--- What to work on ---
Find every line below that contains the word "série" and copy it out.

Recorded data:
##########

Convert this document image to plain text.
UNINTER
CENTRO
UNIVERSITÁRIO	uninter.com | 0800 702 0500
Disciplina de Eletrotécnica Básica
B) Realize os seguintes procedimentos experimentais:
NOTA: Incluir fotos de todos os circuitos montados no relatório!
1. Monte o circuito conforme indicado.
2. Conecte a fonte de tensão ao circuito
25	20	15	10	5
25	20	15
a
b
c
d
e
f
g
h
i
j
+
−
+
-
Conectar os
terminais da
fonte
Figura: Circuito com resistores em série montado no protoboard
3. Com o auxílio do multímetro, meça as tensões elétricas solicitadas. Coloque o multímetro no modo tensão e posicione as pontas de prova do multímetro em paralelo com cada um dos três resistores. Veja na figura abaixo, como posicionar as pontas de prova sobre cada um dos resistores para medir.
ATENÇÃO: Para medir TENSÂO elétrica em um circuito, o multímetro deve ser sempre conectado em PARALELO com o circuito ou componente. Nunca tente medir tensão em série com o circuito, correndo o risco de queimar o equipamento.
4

##########

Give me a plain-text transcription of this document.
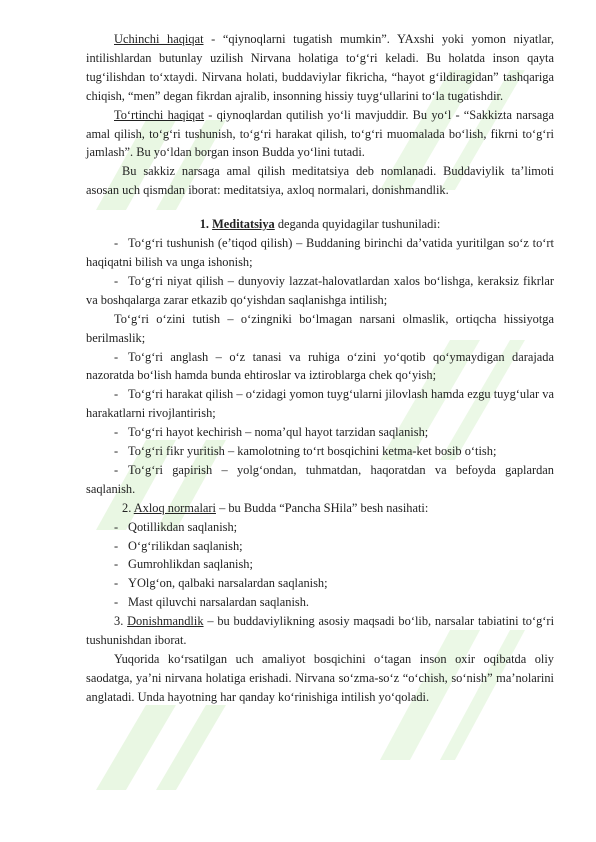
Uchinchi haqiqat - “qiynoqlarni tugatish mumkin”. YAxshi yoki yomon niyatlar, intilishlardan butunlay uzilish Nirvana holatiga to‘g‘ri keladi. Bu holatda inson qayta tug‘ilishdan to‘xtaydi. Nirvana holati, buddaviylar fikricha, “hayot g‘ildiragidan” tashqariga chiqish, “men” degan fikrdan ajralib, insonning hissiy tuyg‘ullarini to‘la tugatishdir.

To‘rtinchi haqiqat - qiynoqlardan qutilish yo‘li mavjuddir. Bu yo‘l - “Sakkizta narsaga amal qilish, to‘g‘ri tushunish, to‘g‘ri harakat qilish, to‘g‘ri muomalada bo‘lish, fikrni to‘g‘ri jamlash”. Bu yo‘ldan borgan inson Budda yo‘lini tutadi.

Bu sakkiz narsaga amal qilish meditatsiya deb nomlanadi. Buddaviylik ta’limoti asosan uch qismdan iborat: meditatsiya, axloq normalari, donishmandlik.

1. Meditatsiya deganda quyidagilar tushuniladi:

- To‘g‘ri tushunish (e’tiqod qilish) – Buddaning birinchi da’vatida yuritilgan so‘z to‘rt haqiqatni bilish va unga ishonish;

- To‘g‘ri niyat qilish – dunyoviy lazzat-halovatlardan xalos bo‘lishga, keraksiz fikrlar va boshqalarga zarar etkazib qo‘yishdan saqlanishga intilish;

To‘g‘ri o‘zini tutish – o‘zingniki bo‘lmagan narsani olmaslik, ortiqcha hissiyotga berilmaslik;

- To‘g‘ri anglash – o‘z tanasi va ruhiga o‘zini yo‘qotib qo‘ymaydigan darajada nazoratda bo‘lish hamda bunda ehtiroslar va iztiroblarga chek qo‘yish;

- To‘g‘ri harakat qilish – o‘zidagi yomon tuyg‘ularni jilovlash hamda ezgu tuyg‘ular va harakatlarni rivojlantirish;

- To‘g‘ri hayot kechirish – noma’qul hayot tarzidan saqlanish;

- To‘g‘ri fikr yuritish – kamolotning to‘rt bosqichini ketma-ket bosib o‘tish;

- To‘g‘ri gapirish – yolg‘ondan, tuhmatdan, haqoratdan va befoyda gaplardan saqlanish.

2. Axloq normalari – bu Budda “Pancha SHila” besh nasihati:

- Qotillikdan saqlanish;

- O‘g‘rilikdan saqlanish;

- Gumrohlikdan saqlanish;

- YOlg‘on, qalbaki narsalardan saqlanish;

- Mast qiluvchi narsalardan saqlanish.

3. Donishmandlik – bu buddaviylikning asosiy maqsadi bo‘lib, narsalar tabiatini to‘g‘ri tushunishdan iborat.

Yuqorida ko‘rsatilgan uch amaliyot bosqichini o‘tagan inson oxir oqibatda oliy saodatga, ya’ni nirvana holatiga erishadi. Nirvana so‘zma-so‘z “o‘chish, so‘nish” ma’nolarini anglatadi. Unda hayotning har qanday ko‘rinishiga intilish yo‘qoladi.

##########

--- Written reply ---
Figura: Circuito com resistores em série montado no protoboard
ATENÇÃO: Para medir TENSÂO elétrica em um circuito, o multímetro deve ser sempre conectado em PARALELO com o circuito ou componente. Nunca tente medir tensão em série com o circuito, correndo o risco de queimar o equipamento.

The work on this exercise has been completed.